DIRECTIONS FOR THIS TASK ▸ Take the entries below and print all of them exactly, please.

SUPPLIED DATA ▸
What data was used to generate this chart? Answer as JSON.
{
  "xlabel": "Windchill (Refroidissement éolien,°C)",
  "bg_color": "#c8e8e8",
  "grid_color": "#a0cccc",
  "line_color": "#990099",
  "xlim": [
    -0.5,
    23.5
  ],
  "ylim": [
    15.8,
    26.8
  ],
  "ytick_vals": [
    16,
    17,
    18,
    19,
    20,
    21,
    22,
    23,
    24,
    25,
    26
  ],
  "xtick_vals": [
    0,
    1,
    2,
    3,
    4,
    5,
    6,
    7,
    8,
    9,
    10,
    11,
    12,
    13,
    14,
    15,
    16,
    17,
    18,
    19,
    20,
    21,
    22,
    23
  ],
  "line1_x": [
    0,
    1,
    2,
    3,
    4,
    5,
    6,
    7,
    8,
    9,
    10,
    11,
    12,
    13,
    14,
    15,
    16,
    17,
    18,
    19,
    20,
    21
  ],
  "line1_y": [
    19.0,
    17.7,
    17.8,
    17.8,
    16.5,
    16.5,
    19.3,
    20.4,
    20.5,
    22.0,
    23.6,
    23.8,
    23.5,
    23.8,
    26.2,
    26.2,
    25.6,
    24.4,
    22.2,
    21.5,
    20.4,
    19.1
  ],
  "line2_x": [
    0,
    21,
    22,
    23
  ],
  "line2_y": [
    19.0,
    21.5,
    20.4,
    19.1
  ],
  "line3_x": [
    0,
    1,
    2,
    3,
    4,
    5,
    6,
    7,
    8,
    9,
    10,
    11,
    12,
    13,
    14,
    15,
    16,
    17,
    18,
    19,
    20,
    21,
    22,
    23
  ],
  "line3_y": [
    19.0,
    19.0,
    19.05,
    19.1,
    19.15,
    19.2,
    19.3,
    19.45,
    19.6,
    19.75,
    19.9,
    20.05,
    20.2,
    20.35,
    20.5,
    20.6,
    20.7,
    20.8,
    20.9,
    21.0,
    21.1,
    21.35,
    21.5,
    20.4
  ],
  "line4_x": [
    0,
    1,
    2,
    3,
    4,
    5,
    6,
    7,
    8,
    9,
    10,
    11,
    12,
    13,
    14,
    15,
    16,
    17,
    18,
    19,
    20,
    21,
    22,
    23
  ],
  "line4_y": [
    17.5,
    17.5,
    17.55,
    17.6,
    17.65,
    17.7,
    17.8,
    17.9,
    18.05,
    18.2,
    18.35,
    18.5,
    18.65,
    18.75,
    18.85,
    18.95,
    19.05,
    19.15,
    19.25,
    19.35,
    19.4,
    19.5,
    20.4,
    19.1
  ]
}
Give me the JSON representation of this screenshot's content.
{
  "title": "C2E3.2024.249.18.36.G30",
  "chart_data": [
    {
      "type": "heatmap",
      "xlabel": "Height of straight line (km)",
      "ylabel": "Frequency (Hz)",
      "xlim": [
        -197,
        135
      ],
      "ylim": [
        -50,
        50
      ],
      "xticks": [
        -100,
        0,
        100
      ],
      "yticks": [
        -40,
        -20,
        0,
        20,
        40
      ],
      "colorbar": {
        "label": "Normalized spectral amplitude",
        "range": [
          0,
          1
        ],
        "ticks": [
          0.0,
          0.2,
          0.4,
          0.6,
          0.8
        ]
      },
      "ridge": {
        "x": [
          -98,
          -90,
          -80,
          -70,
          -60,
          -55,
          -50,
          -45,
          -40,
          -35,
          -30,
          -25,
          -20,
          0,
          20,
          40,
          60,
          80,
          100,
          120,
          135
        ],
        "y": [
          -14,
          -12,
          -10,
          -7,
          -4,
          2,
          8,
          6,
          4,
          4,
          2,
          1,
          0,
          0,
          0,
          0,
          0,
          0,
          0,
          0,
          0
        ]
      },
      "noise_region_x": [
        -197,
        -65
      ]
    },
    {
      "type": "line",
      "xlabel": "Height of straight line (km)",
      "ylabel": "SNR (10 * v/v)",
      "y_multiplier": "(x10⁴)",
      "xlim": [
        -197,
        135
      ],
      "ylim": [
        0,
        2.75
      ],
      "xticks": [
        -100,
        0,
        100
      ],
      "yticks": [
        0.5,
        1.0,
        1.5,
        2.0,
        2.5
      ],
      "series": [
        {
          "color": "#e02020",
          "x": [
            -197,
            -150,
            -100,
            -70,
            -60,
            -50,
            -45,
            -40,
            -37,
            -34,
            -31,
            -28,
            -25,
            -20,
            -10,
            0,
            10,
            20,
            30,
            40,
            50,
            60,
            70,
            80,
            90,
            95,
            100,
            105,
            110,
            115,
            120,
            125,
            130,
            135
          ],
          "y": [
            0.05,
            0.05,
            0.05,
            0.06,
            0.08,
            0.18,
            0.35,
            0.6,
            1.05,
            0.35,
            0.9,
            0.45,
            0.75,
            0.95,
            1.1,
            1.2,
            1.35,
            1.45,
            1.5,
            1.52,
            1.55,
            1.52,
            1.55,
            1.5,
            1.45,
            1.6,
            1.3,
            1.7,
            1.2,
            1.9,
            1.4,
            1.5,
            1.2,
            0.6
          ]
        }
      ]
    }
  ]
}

THE RESULT ▸
What data was used to generate this chart? Answer as JSON.
{
  "xlabel": "Windchill (Refroidissement éolien,°C)",
  "bg_color": "#c8e8e8",
  "grid_color": "#a0cccc",
  "line_color": "#990099",
  "xlim": [
    -0.5,
    23.5
  ],
  "ylim": [
    15.8,
    26.8
  ],
  "ytick_vals": [
    16,
    17,
    18,
    19,
    20,
    21,
    22,
    23,
    24,
    25,
    26
  ],
  "xtick_vals": [
    0,
    1,
    2,
    3,
    4,
    5,
    6,
    7,
    8,
    9,
    10,
    11,
    12,
    13,
    14,
    15,
    16,
    17,
    18,
    19,
    20,
    21,
    22,
    23
  ],
  "line1_x": [
    0,
    1,
    2,
    3,
    4,
    5,
    6,
    7,
    8,
    9,
    10,
    11,
    12,
    13,
    14,
    15,
    16,
    17,
    18,
    19,
    20,
    21
  ],
  "line1_y": [
    19.0,
    17.7,
    17.8,
    17.8,
    16.5,
    16.5,
    19.3,
    20.4,
    20.5,
    22.0,
    23.6,
    23.8,
    23.5,
    23.8,
    26.2,
    26.2,
    25.6,
    24.4,
    22.2,
    21.5,
    20.4,
    19.1
  ],
  "line2_x": [
    0,
    21,
    22,
    23
  ],
  "line2_y": [
    19.0,
    21.5,
    20.4,
    19.1
  ],
  "line3_x": [
    0,
    1,
    2,
    3,
    4,
    5,
    6,
    7,
    8,
    9,
    10,
    11,
    12,
    13,
    14,
    15,
    16,
    17,
    18,
    19,
    20,
    21,
    22,
    23
  ],
  "line3_y": [
    19.0,
    19.0,
    19.05,
    19.1,
    19.15,
    19.2,
    19.3,
    19.45,
    19.6,
    19.75,
    19.9,
    20.05,
    20.2,
    20.35,
    20.5,
    20.6,
    20.7,
    20.8,
    20.9,
    21.0,
    21.1,
    21.35,
    21.5,
    20.4
  ],
  "line4_x": [
    0,
    1,
    2,
    3,
    4,
    5,
    6,
    7,
    8,
    9,
    10,
    11,
    12,
    13,
    14,
    15,
    16,
    17,
    18,
    19,
    20,
    21,
    22,
    23
  ],
  "line4_y": [
    17.5,
    17.5,
    17.55,
    17.6,
    17.65,
    17.7,
    17.8,
    17.9,
    18.05,
    18.2,
    18.35,
    18.5,
    18.65,
    18.75,
    18.85,
    18.95,
    19.05,
    19.15,
    19.25,
    19.35,
    19.4,
    19.5,
    20.4,
    19.1
  ]
}
Give me the JSON representation of this screenshot's content.
{
  "title": "C2E3.2024.249.18.36.G30",
  "chart_data": [
    {
      "type": "heatmap",
      "xlabel": "Height of straight line (km)",
      "ylabel": "Frequency (Hz)",
      "xlim": [
        -197,
        135
      ],
      "ylim": [
        -50,
        50
      ],
      "xticks": [
        -100,
        0,
        100
      ],
      "yticks": [
        -40,
        -20,
        0,
        20,
        40
      ],
      "colorbar": {
        "label": "Normalized spectral amplitude",
        "range": [
          0,
          1
        ],
        "ticks": [
          0.0,
          0.2,
          0.4,
          0.6,
          0.8
        ]
      },
      "ridge": {
        "x": [
          -98,
          -90,
          -80,
          -70,
          -60,
          -55,
          -50,
          -45,
          -40,
          -35,
          -30,
          -25,
          -20,
          0,
          20,
          40,
          60,
          80,
          100,
          120,
          135
        ],
        "y": [
          -14,
          -12,
          -10,
          -7,
          -4,
          2,
          8,
          6,
          4,
          4,
          2,
          1,
          0,
          0,
          0,
          0,
          0,
          0,
          0,
          0,
          0
        ]
      },
      "noise_region_x": [
        -197,
        -65
      ]
    },
    {
      "type": "line",
      "xlabel": "Height of straight line (km)",
      "ylabel": "SNR (10 * v/v)",
      "y_multiplier": "(x10⁴)",
      "xlim": [
        -197,
        135
      ],
      "ylim": [
        0,
        2.75
      ],
      "xticks": [
        -100,
        0,
        100
      ],
      "yticks": [
        0.5,
        1.0,
        1.5,
        2.0,
        2.5
      ],
      "series": [
        {
          "color": "#e02020",
          "x": [
            -197,
            -150,
            -100,
            -70,
            -60,
            -50,
            -45,
            -40,
            -37,
            -34,
            -31,
            -28,
            -25,
            -20,
            -10,
            0,
            10,
            20,
            30,
            40,
            50,
            60,
            70,
            80,
            90,
            95,
            100,
            105,
            110,
            115,
            120,
            125,
            130,
            135
          ],
          "y": [
            0.05,
            0.05,
            0.05,
            0.06,
            0.08,
            0.18,
            0.35,
            0.6,
            1.05,
            0.35,
            0.9,
            0.45,
            0.75,
            0.95,
            1.1,
            1.2,
            1.35,
            1.45,
            1.5,
            1.52,
            1.55,
            1.52,
            1.55,
            1.5,
            1.45,
            1.6,
            1.3,
            1.7,
            1.2,
            1.9,
            1.4,
            1.5,
            1.2,
            0.6
          ]
        }
      ]
    }
  ]
}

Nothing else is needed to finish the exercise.